> _What to work on_
Rewrite the lines below as a Markdown table with the columns Row and Line, numbering each row and omitting any blank lines.

>> BEGIN Supplied data

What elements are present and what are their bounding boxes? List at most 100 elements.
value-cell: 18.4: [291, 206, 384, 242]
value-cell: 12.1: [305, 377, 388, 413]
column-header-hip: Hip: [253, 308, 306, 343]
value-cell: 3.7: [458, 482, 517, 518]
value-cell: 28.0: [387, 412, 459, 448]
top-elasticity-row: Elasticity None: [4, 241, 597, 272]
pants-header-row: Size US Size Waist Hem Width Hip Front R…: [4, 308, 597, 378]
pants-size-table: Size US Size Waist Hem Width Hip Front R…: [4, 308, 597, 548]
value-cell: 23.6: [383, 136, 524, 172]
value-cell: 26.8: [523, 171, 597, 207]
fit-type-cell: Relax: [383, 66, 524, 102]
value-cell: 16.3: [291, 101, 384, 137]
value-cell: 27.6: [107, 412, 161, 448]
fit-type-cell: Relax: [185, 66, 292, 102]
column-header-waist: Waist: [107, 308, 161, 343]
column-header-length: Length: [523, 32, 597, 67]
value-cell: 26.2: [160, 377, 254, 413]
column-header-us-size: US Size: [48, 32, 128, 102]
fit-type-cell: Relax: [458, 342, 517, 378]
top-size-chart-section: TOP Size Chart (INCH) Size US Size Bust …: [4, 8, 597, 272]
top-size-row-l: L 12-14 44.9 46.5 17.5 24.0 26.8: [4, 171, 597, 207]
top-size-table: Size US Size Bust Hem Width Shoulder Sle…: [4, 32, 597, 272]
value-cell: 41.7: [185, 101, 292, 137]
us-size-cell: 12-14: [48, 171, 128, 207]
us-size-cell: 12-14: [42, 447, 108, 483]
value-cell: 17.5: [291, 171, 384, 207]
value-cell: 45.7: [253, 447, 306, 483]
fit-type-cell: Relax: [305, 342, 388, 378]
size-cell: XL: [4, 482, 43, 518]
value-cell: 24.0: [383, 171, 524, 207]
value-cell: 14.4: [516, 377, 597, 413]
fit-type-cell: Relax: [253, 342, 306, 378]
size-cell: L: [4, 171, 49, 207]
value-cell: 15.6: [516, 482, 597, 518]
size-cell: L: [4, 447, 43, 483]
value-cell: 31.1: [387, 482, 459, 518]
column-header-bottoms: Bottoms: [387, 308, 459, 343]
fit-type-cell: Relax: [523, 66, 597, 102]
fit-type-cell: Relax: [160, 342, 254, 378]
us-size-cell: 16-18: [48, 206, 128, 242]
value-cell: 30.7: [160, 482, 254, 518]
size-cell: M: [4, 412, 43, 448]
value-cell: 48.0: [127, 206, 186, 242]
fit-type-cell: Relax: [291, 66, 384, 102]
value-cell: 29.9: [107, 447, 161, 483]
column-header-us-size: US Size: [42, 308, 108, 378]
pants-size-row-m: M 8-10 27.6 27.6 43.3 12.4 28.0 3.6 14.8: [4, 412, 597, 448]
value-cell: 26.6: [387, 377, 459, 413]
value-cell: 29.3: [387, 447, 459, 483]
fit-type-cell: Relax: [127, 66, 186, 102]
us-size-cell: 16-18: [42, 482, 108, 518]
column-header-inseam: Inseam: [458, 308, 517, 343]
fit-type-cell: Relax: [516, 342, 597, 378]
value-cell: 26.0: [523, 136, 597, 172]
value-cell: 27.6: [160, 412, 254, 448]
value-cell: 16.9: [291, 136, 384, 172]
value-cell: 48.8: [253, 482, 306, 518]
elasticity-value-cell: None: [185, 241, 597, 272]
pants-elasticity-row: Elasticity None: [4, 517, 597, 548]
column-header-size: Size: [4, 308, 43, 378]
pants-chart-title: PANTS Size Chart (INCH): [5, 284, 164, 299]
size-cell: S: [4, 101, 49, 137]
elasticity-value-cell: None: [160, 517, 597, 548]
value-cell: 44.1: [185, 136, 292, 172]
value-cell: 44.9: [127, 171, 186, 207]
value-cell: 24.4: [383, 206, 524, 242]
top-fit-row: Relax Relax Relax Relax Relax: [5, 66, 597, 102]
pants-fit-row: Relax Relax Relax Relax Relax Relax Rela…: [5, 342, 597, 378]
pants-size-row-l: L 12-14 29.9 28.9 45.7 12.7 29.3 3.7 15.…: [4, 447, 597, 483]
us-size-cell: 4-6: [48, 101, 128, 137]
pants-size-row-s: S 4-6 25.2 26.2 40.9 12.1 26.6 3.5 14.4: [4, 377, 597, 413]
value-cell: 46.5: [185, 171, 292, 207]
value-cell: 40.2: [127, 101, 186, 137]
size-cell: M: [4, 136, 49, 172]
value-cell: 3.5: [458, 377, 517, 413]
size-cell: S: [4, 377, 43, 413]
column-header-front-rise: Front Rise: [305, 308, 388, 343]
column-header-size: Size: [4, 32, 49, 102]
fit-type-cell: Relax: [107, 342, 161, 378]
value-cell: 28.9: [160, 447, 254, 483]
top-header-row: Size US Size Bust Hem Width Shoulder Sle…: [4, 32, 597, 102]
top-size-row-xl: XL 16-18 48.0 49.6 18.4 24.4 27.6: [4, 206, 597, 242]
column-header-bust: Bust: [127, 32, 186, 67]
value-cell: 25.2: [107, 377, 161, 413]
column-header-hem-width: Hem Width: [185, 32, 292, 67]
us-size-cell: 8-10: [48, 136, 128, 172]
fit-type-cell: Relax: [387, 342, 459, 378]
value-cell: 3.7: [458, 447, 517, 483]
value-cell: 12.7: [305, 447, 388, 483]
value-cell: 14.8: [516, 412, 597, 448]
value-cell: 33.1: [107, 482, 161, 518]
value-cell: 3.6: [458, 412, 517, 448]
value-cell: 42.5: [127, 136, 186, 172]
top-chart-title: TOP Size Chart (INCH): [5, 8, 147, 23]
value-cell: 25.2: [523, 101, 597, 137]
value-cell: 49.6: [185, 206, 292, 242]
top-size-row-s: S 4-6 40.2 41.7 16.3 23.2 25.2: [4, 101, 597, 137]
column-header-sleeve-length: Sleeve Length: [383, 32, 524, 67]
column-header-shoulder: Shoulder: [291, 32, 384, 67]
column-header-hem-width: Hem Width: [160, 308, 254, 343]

>> END Supplied data

> _Exercise response_
| Row | Line |
|---|---|
| 1 | What elements are present and what are their bounding boxes? List at most 100 elements. |
| 2 | value-cell: 18.4: [291, 206, 384, 242] |
| 3 | value-cell: 12.1: [305, 377, 388, 413] |
| 4 | column-header-hip: Hip: [253, 308, 306, 343] |
| 5 | value-cell: 3.7: [458, 482, 517, 518] |
| 6 | value-cell: 28.0: [387, 412, 459, 448] |
| 7 | top-elasticity-row: Elasticity None: [4, 241, 597, 272] |
| 8 | pants-header-row: Size US Size Waist Hem Width Hip Front R…: [4, 308, 597, 378] |
| 9 | pants-size-table: Size US Size Waist Hem Width Hip Front R…: [4, 308, 597, 548] |
| 10 | value-cell: 23.6: [383, 136, 524, 172] |
| 11 | value-cell: 26.8: [523, 171, 597, 207] |
| 12 | fit-type-cell: Relax: [383, 66, 524, 102] |
| 13 | value-cell: 16.3: [291, 101, 384, 137] |
| 14 | value-cell: 27.6: [107, 412, 161, 448] |
| 15 | fit-type-cell: Relax: [185, 66, 292, 102] |
| 16 | column-header-waist: Waist: [107, 308, 161, 343] |
| 17 | column-header-length: Length: [523, 32, 597, 67] |
| 18 | value-cell: 26.2: [160, 377, 254, 413] |
| 19 | column-header-us-size: US Size: [48, 32, 128, 102] |
| 20 | fit-type-cell: Relax: [458, 342, 517, 378] |
| 21 | top-size-chart-section: TOP Size Chart (INCH) Size US Size Bust …: [4, 8, 597, 272] |
| 22 | top-size-row-l: L 12-14 44.9 46.5 17.5 24.0 26.8: [4, 171, 597, 207] |
| 23 | top-size-table: Size US Size Bust Hem Width Shoulder Sle…: [4, 32, 597, 272] |
| 24 | value-cell: 41.7: [185, 101, 292, 137] |
| 25 | us-size-cell: 12-14: [48, 171, 128, 207] |
| 26 | us-size-cell: 12-14: [42, 447, 108, 483] |
| 27 | value-cell: 17.5: [291, 171, 384, 207] |
| 28 | value-cell: 45.7: [253, 447, 306, 483] |
| 29 | fit-type-cell: Relax: [305, 342, 388, 378] |
| 30 | size-cell: XL: [4, 482, 43, 518] |
| 31 | value-cell: 24.0: [383, 171, 524, 207] |
| 32 | value-cell: 14.4: [516, 377, 597, 413] |
| 33 | fit-type-cell: Relax: [253, 342, 306, 378] |
| 34 | size-cell: L: [4, 171, 49, 207] |
| 35 | value-cell: 15.6: [516, 482, 597, 518] |
| 36 | size-cell: L: [4, 447, 43, 483] |
| 37 | value-cell: 31.1: [387, 482, 459, 518] |
| 38 | column-header-bottoms: Bottoms: [387, 308, 459, 343] |
| 39 | fit-type-cell: Relax: [523, 66, 597, 102] |
| 40 | fit-type-cell: Relax: [160, 342, 254, 378] |
| 41 | us-size-cell: 16-18: [48, 206, 128, 242] |
| 42 | value-cell: 30.7: [160, 482, 254, 518] |
| 43 | size-cell: M: [4, 412, 43, 448] |
| 44 | value-cell: 48.0: [127, 206, 186, 242] |
| 45 | fit-type-cell: Relax: [291, 66, 384, 102] |
| 46 | value-cell: 29.9: [107, 447, 161, 483] |
| 47 | column-header-us-size: US Size: [42, 308, 108, 378] |
| 48 | pants-size-row-m: M 8-10 27.6 27.6 43.3 12.4 28.0 3.6 14.8: [4, 412, 597, 448] |
| 49 | value-cell: 26.6: [387, 377, 459, 413] |
| 50 | value-cell: 29.3: [387, 447, 459, 483] |
| 51 | fit-type-cell: Relax: [127, 66, 186, 102] |
| 52 | us-size-cell: 16-18: [42, 482, 108, 518] |
| 53 | column-header-inseam: Inseam: [458, 308, 517, 343] |
| 54 | fit-type-cell: Relax: [516, 342, 597, 378] |
| 55 | value-cell: 26.0: [523, 136, 597, 172] |
| 56 | value-cell: 27.6: [160, 412, 254, 448] |
| 57 | value-cell: 16.9: [291, 136, 384, 172] |
| 58 | value-cell: 48.8: [253, 482, 306, 518] |
| 59 | elasticity-value-cell: None: [185, 241, 597, 272] |
| 60 | pants-elasticity-row: Elasticity None: [4, 517, 597, 548] |
| 61 | column-header-size: Size: [4, 308, 43, 378] |
| 62 | pants-chart-title: PANTS Size Chart (INCH): [5, 284, 164, 299] |
| 63 | size-cell: S: [4, 101, 49, 137] |
| 64 | elasticity-value-cell: None: [160, 517, 597, 548] |
| 65 | value-cell: 44.1: [185, 136, 292, 172] |
| 66 | value-cell: 44.9: [127, 171, 186, 207] |
| 67 | value-cell: 24.4: [383, 206, 524, 242] |
| 68 | top-fit-row: Relax Relax Relax Relax Relax: [5, 66, 597, 102] |
| 69 | pants-fit-row: Relax Relax Relax Relax Relax Relax Rela…: [5, 342, 597, 378] |
| 70 | pants-size-row-l: L 12-14 29.9 28.9 45.7 12.7 29.3 3.7 15.…: [4, 447, 597, 483] |
| 71 | us-size-cell: 4-6: [48, 101, 128, 137] |
| 72 | pants-size-row-s: S 4-6 25.2 26.2 40.9 12.1 26.6 3.5 14.4: [4, 377, 597, 413] |
| 73 | value-cell: 46.5: [185, 171, 292, 207] |
| 74 | value-cell: 40.2: [127, 101, 186, 137] |
| 75 | size-cell: M: [4, 136, 49, 172] |
| 76 | value-cell: 3.5: [458, 377, 517, 413] |
| 77 | size-cell: S: [4, 377, 43, 413] |
| 78 | column-header-front-rise: Front Rise: [305, 308, 388, 343] |
| 79 | column-header-size: Size: [4, 32, 49, 102] |
| 80 | fit-type-cell: Relax: [107, 342, 161, 378] |
| 81 | value-cell: 28.9: [160, 447, 254, 483] |
| 82 | top-header-row: Size US Size Bust Hem Width Shoulder Sle…: [4, 32, 597, 102] |
| 83 | top-size-row-xl: XL 16-18 48.0 49.6 18.4 24.4 27.6: [4, 206, 597, 242] |
| 84 | column-header-bust: Bust: [127, 32, 186, 67] |
| 85 | value-cell: 25.2: [107, 377, 161, 413] |
| 86 | column-header-hem-width: Hem Width: [185, 32, 292, 67] |
| 87 | us-size-cell: 8-10: [48, 136, 128, 172] |
| 88 | fit-type-cell: Relax: [387, 342, 459, 378] |
| 89 | value-cell: 3.7: [458, 447, 517, 483] |
| 90 | value-cell: 12.7: [305, 447, 388, 483] |
| 91 | value-cell: 14.8: [516, 412, 597, 448] |
| 92 | value-cell: 33.1: [107, 482, 161, 518] |
| 93 | value-cell: 3.6: [458, 412, 517, 448] |
| 94 | value-cell: 42.5: [127, 136, 186, 172] |
| 95 | top-chart-title: TOP Size Chart (INCH): [5, 8, 147, 23] |
| 96 | value-cell: 25.2: [523, 101, 597, 137] |
| 97 | value-cell: 49.6: [185, 206, 292, 242] |
| 98 | top-size-row-s: S 4-6 40.2 41.7 16.3 23.2 25.2: [4, 101, 597, 137] |
| 99 | column-header-sleeve-length: Sleeve Length: [383, 32, 524, 67] |
| 100 | column-header-shoulder: Shoulder: [291, 32, 384, 67] |
| 101 | column-header-hem-width: Hem Width: [160, 308, 254, 343] |